- [WHAT YOU WILL DO] Turn every line of the records below into a Markdown table with the columns Row and Line, numbering the rows consecutively and omitting any blank lines.

::: EXTRACTED ENTRIES

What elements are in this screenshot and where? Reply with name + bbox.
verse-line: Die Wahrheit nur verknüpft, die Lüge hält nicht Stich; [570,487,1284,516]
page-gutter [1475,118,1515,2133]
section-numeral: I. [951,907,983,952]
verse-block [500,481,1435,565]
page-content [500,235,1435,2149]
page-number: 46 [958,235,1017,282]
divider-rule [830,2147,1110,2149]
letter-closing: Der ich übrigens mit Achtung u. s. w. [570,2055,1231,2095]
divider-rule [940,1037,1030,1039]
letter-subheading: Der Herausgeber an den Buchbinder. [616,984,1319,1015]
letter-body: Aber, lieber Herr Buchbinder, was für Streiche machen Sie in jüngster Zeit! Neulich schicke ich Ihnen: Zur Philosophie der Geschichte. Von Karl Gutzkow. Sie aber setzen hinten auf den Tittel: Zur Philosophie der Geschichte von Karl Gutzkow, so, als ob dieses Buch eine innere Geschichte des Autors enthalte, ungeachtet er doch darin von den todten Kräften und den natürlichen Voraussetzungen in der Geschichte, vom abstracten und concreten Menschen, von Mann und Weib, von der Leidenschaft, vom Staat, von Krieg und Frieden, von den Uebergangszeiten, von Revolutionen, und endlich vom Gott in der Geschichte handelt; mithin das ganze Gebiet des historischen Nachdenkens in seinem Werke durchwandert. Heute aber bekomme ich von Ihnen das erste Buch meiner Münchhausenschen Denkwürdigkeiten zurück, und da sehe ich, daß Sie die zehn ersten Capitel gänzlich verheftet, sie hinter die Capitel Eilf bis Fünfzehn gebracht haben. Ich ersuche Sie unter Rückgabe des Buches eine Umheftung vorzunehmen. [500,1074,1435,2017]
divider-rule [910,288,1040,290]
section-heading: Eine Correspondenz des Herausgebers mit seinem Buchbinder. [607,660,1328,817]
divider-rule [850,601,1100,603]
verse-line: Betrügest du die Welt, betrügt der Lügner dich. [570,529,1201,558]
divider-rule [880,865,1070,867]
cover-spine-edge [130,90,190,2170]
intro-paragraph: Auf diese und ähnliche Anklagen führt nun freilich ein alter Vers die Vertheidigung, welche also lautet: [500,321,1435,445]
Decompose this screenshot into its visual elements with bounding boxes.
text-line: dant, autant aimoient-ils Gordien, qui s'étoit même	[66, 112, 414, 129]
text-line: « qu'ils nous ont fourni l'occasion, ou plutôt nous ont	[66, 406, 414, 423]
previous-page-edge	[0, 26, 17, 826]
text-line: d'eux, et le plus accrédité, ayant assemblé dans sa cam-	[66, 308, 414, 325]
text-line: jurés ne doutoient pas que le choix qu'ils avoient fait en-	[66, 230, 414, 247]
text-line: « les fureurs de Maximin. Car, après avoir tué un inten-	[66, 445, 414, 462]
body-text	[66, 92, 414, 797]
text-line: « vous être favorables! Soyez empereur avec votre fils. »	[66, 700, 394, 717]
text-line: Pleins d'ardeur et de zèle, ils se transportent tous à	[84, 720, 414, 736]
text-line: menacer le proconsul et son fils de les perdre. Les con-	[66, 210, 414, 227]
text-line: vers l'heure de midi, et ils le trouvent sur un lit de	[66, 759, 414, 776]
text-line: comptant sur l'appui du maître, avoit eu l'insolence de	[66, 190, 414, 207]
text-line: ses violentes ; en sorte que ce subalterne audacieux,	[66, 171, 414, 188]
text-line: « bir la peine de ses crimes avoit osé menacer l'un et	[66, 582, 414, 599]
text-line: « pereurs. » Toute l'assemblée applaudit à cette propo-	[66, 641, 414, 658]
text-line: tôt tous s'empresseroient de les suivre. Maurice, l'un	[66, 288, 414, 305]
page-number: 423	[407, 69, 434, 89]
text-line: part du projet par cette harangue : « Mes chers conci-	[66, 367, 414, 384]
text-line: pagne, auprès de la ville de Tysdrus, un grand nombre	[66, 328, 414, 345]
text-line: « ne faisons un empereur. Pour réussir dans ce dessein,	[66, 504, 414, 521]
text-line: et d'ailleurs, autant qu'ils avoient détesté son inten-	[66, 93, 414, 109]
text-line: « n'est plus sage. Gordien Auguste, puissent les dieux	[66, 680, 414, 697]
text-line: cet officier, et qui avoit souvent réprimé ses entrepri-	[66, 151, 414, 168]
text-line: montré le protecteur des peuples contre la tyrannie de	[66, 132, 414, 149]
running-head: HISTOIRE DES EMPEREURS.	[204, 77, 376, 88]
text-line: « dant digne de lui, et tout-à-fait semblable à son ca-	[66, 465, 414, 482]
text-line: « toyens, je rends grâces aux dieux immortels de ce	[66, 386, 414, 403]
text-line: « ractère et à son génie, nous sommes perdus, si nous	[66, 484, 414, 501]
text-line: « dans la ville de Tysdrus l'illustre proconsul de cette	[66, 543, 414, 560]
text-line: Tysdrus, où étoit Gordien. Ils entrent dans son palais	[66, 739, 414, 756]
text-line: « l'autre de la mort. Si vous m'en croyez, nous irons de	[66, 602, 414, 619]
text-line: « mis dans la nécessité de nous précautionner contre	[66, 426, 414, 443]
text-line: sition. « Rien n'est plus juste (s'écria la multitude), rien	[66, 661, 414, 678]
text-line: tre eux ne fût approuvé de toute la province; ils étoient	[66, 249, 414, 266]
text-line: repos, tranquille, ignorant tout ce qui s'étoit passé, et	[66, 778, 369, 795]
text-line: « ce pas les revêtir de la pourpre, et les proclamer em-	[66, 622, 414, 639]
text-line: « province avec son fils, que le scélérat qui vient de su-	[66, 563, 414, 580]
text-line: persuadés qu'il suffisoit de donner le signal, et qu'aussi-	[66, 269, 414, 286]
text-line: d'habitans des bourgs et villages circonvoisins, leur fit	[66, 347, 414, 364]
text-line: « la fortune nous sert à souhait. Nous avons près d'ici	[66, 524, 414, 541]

::::::

- [CORRECT RESULT]
| Row | Line |
|---|---|
| 1 | What elements are in this screenshot and where? Reply with name + bbox. |
| 2 | verse-line: Die Wahrheit nur verknüpft, die Lüge hält nicht Stich; [570,487,1284,516] |
| 3 | page-gutter [1475,118,1515,2133] |
| 4 | section-numeral: I. [951,907,983,952] |
| 5 | verse-block [500,481,1435,565] |
| 6 | page-content [500,235,1435,2149] |
| 7 | page-number: 46 [958,235,1017,282] |
| 8 | divider-rule [830,2147,1110,2149] |
| 9 | letter-closing: Der ich übrigens mit Achtung u. s. w. [570,2055,1231,2095] |
| 10 | divider-rule [940,1037,1030,1039] |
| 11 | letter-subheading: Der Herausgeber an den Buchbinder. [616,984,1319,1015] |
| 12 | letter-body: Aber, lieber Herr Buchbinder, was für Streiche machen Sie in jüngster Zeit! Neulich schicke ich Ihnen: Zur Philosophie der Geschichte. Von Karl Gutzkow. Sie aber setzen hinten auf den Tittel: Zur Philosophie der Geschichte von Karl Gutzkow, so, als ob dieses Buch eine innere Geschichte des Autors enthalte, ungeachtet er doch darin von den todten Kräften und den natürlichen Voraussetzungen in der Geschichte, vom abstracten und concreten Menschen, von Mann und Weib, von der Leidenschaft, vom Staat, von Krieg und Frieden, von den Uebergangszeiten, von Revolutionen, und endlich vom Gott in der Geschichte handelt; mithin das ganze Gebiet des historischen Nachdenkens in seinem Werke durchwandert. Heute aber bekomme ich von Ihnen das erste Buch meiner Münchhausenschen Denkwürdigkeiten zurück, und da sehe ich, daß Sie die zehn ersten Capitel gänzlich verheftet, sie hinter die Capitel Eilf bis Fünfzehn gebracht haben. Ich ersuche Sie unter Rückgabe des Buches eine Umheftung vorzunehmen. [500,1074,1435,2017] |
| 13 | divider-rule [910,288,1040,290] |
| 14 | section-heading: Eine Correspondenz des Herausgebers mit seinem Buchbinder. [607,660,1328,817] |
| 15 | divider-rule [850,601,1100,603] |
| 16 | verse-line: Betrügest du die Welt, betrügt der Lügner dich. [570,529,1201,558] |
| 17 | divider-rule [880,865,1070,867] |
| 18 | cover-spine-edge [130,90,190,2170] |
| 19 | intro-paragraph: Auf diese und ähnliche Anklagen führt nun freilich ein alter Vers die Vertheidigung, welche also lautet: [500,321,1435,445] |
| 20 | Decompose this screenshot into its visual elements with bounding boxes. |
| 21 | text-line: dant, autant aimoient-ils Gordien, qui s'étoit même	[66, 112, 414, 129] |
| 22 | text-line: « qu'ils nous ont fourni l'occasion, ou plutôt nous ont	[66, 406, 414, 423] |
| 23 | previous-page-edge	[0, 26, 17, 826] |
| 24 | text-line: d'eux, et le plus accrédité, ayant assemblé dans sa cam-	[66, 308, 414, 325] |
| 25 | text-line: jurés ne doutoient pas que le choix qu'ils avoient fait en-	[66, 230, 414, 247] |
| 26 | text-line: « les fureurs de Maximin. Car, après avoir tué un inten-	[66, 445, 414, 462] |
| 27 | body-text	[66, 92, 414, 797] |
| 28 | text-line: « vous être favorables! Soyez empereur avec votre fils. »	[66, 700, 394, 717] |
| 29 | text-line: Pleins d'ardeur et de zèle, ils se transportent tous à	[84, 720, 414, 736] |
| 30 | text-line: menacer le proconsul et son fils de les perdre. Les con-	[66, 210, 414, 227] |
| 31 | text-line: vers l'heure de midi, et ils le trouvent sur un lit de	[66, 759, 414, 776] |
| 32 | text-line: comptant sur l'appui du maître, avoit eu l'insolence de	[66, 190, 414, 207] |
| 33 | text-line: ses violentes ; en sorte que ce subalterne audacieux,	[66, 171, 414, 188] |
| 34 | text-line: « bir la peine de ses crimes avoit osé menacer l'un et	[66, 582, 414, 599] |
| 35 | text-line: « pereurs. » Toute l'assemblée applaudit à cette propo-	[66, 641, 414, 658] |
| 36 | text-line: tôt tous s'empresseroient de les suivre. Maurice, l'un	[66, 288, 414, 305] |
| 37 | page-number: 423	[407, 69, 434, 89] |
| 38 | text-line: part du projet par cette harangue : « Mes chers conci-	[66, 367, 414, 384] |
| 39 | text-line: pagne, auprès de la ville de Tysdrus, un grand nombre	[66, 328, 414, 345] |
| 40 | text-line: « ne faisons un empereur. Pour réussir dans ce dessein,	[66, 504, 414, 521] |
| 41 | text-line: et d'ailleurs, autant qu'ils avoient détesté son inten-	[66, 93, 414, 109] |
| 42 | text-line: « n'est plus sage. Gordien Auguste, puissent les dieux	[66, 680, 414, 697] |
| 43 | text-line: cet officier, et qui avoit souvent réprimé ses entrepri-	[66, 151, 414, 168] |
| 44 | text-line: montré le protecteur des peuples contre la tyrannie de	[66, 132, 414, 149] |
| 45 | running-head: HISTOIRE DES EMPEREURS.	[204, 77, 376, 88] |
| 46 | text-line: « dant digne de lui, et tout-à-fait semblable à son ca-	[66, 465, 414, 482] |
| 47 | text-line: « toyens, je rends grâces aux dieux immortels de ce	[66, 386, 414, 403] |
| 48 | text-line: « ractère et à son génie, nous sommes perdus, si nous	[66, 484, 414, 501] |
| 49 | text-line: « dans la ville de Tysdrus l'illustre proconsul de cette	[66, 543, 414, 560] |
| 50 | text-line: Tysdrus, où étoit Gordien. Ils entrent dans son palais	[66, 739, 414, 756] |
| 51 | text-line: « l'autre de la mort. Si vous m'en croyez, nous irons de	[66, 602, 414, 619] |
| 52 | text-line: « mis dans la nécessité de nous précautionner contre	[66, 426, 414, 443] |
| 53 | text-line: sition. « Rien n'est plus juste (s'écria la multitude), rien	[66, 661, 414, 678] |
| 54 | text-line: tre eux ne fût approuvé de toute la province; ils étoient	[66, 249, 414, 266] |
| 55 | text-line: repos, tranquille, ignorant tout ce qui s'étoit passé, et	[66, 778, 369, 795] |
| 56 | text-line: « ce pas les revêtir de la pourpre, et les proclamer em-	[66, 622, 414, 639] |
| 57 | text-line: « province avec son fils, que le scélérat qui vient de su-	[66, 563, 414, 580] |
| 58 | text-line: persuadés qu'il suffisoit de donner le signal, et qu'aussi-	[66, 269, 414, 286] |
| 59 | text-line: d'habitans des bourgs et villages circonvoisins, leur fit	[66, 347, 414, 364] |
| 60 | text-line: « la fortune nous sert à souhait. Nous avons près d'ici	[66, 524, 414, 541] |